▶ _Task instructions_
Write out each line in which the string "this" is present.

Data excerpts
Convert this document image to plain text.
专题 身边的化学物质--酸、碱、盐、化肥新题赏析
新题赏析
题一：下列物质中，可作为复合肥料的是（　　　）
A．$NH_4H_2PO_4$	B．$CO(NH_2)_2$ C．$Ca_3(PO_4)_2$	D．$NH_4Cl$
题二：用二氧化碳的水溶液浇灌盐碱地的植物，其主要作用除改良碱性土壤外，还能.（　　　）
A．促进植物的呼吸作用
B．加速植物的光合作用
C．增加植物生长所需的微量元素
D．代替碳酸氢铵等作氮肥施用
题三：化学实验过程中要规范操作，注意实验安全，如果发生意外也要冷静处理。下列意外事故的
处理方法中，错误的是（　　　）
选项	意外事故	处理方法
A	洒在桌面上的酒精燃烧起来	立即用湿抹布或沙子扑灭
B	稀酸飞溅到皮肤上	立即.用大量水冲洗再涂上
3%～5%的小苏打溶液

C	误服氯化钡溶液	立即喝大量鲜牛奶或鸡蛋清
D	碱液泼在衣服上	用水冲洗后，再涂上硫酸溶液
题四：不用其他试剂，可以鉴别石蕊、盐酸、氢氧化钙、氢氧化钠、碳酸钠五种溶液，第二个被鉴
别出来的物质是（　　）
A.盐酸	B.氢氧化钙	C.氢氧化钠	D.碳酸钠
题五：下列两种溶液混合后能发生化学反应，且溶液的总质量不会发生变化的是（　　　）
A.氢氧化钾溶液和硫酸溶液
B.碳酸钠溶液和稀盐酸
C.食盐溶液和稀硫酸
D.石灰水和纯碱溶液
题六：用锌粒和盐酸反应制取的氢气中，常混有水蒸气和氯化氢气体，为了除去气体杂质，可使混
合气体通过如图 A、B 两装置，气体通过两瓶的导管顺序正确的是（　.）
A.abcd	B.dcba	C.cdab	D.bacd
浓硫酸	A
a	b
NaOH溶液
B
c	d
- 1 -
...
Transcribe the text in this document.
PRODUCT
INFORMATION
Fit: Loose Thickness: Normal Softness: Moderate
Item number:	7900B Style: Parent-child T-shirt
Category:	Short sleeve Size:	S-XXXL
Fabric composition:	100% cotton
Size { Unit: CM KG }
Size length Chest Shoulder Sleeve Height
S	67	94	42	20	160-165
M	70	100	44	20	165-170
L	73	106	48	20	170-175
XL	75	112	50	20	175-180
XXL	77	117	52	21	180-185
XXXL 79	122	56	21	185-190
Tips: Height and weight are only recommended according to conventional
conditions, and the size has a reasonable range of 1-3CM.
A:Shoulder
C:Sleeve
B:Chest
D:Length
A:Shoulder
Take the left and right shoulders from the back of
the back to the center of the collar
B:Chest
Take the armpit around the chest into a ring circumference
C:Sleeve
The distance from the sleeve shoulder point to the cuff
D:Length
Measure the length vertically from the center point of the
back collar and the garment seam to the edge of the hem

▶ _Final answer_
Convert this document image to plain text.
Transcribe the text in this document.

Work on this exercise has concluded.